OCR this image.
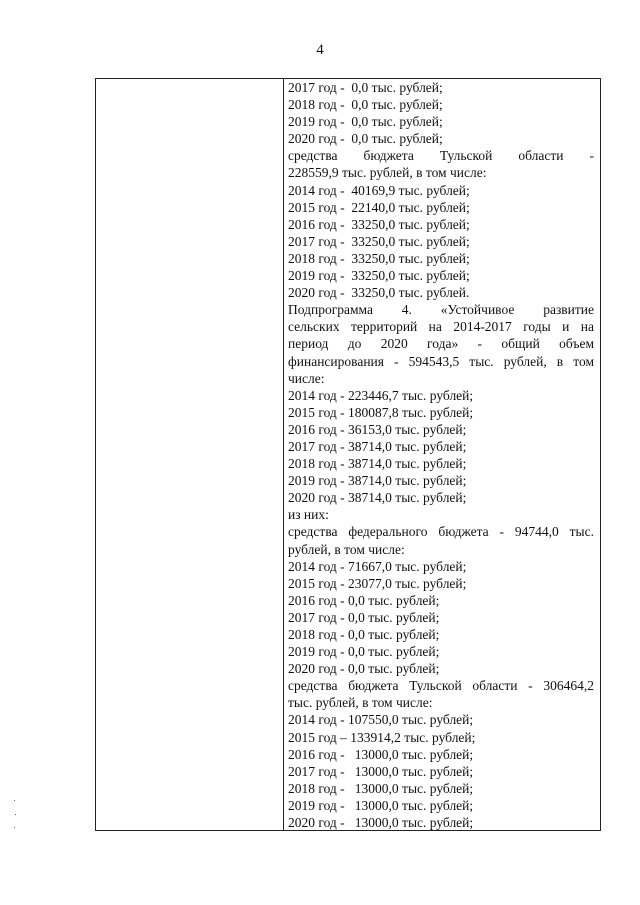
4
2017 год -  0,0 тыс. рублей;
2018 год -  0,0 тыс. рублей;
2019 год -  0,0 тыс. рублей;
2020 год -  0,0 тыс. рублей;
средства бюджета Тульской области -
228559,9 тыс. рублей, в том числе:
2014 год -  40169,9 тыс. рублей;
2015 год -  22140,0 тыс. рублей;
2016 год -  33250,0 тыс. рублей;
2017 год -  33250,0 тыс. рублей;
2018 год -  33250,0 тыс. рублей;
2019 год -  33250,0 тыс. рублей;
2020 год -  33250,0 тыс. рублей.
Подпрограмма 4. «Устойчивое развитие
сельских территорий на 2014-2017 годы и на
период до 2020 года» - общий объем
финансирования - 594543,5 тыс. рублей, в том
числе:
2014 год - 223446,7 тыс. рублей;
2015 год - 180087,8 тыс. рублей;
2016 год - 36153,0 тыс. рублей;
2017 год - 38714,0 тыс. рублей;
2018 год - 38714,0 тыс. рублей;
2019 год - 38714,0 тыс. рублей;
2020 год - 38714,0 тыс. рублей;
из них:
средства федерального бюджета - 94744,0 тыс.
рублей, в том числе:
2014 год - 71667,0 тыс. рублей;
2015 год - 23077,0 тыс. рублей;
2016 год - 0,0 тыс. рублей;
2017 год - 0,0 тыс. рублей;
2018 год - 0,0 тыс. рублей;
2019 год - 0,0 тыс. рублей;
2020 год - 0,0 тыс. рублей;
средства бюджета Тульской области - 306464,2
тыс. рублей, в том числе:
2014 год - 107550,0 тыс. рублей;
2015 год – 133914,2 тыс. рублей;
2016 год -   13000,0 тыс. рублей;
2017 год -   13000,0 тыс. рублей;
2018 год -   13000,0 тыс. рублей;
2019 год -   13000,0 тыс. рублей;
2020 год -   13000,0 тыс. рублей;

◇ ◇ ◇ ◇

Request: Give the count of lines in the records that contain "числе", and no other text.

Result for this task: 4